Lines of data

·····

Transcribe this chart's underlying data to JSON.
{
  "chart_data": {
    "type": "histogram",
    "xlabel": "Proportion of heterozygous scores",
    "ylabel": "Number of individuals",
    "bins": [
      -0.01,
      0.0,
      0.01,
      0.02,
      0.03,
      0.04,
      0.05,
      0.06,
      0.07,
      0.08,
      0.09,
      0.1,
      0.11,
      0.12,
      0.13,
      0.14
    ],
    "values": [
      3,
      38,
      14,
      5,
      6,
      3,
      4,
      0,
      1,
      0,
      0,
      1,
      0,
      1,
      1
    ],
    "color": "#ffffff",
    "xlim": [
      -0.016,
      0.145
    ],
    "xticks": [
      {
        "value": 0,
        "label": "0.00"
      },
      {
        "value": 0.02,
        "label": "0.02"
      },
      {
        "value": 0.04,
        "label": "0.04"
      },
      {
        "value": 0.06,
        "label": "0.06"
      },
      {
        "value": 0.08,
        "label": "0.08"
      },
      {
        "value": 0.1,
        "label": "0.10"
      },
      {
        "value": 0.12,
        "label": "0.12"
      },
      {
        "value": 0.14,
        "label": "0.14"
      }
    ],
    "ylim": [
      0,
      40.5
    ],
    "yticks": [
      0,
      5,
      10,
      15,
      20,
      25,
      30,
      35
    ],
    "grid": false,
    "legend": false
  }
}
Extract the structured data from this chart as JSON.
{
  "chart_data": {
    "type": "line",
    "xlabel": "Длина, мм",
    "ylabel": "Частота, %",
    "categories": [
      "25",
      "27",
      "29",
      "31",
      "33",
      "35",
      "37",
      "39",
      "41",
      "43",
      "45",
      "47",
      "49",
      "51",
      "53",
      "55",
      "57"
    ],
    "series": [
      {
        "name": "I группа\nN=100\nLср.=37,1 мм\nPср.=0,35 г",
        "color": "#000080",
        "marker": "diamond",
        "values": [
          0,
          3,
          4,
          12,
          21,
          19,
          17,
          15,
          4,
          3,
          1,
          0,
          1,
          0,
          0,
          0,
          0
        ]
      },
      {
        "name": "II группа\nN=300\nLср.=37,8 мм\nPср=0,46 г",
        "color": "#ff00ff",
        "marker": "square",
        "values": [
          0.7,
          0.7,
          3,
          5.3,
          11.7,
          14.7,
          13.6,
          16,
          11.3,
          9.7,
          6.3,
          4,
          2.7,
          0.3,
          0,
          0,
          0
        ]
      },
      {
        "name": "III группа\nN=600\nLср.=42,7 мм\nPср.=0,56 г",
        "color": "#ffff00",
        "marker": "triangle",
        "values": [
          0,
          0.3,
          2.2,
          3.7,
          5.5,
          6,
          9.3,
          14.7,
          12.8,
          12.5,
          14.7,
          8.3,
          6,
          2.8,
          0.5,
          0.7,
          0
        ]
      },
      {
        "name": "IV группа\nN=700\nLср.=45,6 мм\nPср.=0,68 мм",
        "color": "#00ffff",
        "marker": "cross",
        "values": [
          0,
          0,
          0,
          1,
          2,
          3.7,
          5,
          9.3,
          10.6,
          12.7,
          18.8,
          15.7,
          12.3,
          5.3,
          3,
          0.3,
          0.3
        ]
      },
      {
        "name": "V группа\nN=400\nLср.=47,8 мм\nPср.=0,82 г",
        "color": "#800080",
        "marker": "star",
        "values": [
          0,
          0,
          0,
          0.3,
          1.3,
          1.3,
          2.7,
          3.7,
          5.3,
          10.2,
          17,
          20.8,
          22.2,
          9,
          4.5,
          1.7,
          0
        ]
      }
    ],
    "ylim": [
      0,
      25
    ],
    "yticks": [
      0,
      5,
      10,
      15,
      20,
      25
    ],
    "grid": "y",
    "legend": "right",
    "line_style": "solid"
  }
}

·····

## WHAT TO WORK ON
Once more, set down the full listing, verbatim.

## EXPECTED OUTPUT
Transcribe this chart's underlying data to JSON.
{
  "chart_data": {
    "type": "histogram",
    "xlabel": "Proportion of heterozygous scores",
    "ylabel": "Number of individuals",
    "bins": [
      -0.01,
      0.0,
      0.01,
      0.02,
      0.03,
      0.04,
      0.05,
      0.06,
      0.07,
      0.08,
      0.09,
      0.1,
      0.11,
      0.12,
      0.13,
      0.14
    ],
    "values": [
      3,
      38,
      14,
      5,
      6,
      3,
      4,
      0,
      1,
      0,
      0,
      1,
      0,
      1,
      1
    ],
    "color": "#ffffff",
    "xlim": [
      -0.016,
      0.145
    ],
    "xticks": [
      {
        "value": 0,
        "label": "0.00"
      },
      {
        "value": 0.02,
        "label": "0.02"
      },
      {
        "value": 0.04,
        "label": "0.04"
      },
      {
        "value": 0.06,
        "label": "0.06"
      },
      {
        "value": 0.08,
        "label": "0.08"
      },
      {
        "value": 0.1,
        "label": "0.10"
      },
      {
        "value": 0.12,
        "label": "0.12"
      },
      {
        "value": 0.14,
        "label": "0.14"
      }
    ],
    "ylim": [
      0,
      40.5
    ],
    "yticks": [
      0,
      5,
      10,
      15,
      20,
      25,
      30,
      35
    ],
    "grid": false,
    "legend": false
  }
}
Extract the structured data from this chart as JSON.
{
  "chart_data": {
    "type": "line",
    "xlabel": "Длина, мм",
    "ylabel": "Частота, %",
    "categories": [
      "25",
      "27",
      "29",
      "31",
      "33",
      "35",
      "37",
      "39",
      "41",
      "43",
      "45",
      "47",
      "49",
      "51",
      "53",
      "55",
      "57"
    ],
    "series": [
      {
        "name": "I группа\nN=100\nLср.=37,1 мм\nPср.=0,35 г",
        "color": "#000080",
        "marker": "diamond",
        "values": [
          0,
          3,
          4,
          12,
          21,
          19,
          17,
          15,
          4,
          3,
          1,
          0,
          1,
          0,
          0,
          0,
          0
        ]
      },
      {
        "name": "II группа\nN=300\nLср.=37,8 мм\nPср=0,46 г",
        "color": "#ff00ff",
        "marker": "square",
        "values": [
          0.7,
          0.7,
          3,
          5.3,
          11.7,
          14.7,
          13.6,
          16,
          11.3,
          9.7,
          6.3,
          4,
          2.7,
          0.3,
          0,
          0,
          0
        ]
      },
      {
        "name": "III группа\nN=600\nLср.=42,7 мм\nPср.=0,56 г",
        "color": "#ffff00",
        "marker": "triangle",
        "values": [
          0,
          0.3,
          2.2,
          3.7,
          5.5,
          6,
          9.3,
          14.7,
          12.8,
          12.5,
          14.7,
          8.3,
          6,
          2.8,
          0.5,
          0.7,
          0
        ]
      },
      {
        "name": "IV группа\nN=700\nLср.=45,6 мм\nPср.=0,68 мм",
        "color": "#00ffff",
        "marker": "cross",
        "values": [
          0,
          0,
          0,
          1,
          2,
          3.7,
          5,
          9.3,
          10.6,
          12.7,
          18.8,
          15.7,
          12.3,
          5.3,
          3,
          0.3,
          0.3
        ]
      },
      {
        "name": "V группа\nN=400\nLср.=47,8 мм\nPср.=0,82 г",
        "color": "#800080",
        "marker": "star",
        "values": [
          0,
          0,
          0,
          0.3,
          1.3,
          1.3,
          2.7,
          3.7,
          5.3,
          10.2,
          17,
          20.8,
          22.2,
          9,
          4.5,
          1.7,
          0
        ]
      }
    ],
    "ylim": [
      0,
      25
    ],
    "yticks": [
      0,
      5,
      10,
      15,
      20,
      25
    ],
    "grid": "y",
    "legend": "right",
    "line_style": "solid"
  }
}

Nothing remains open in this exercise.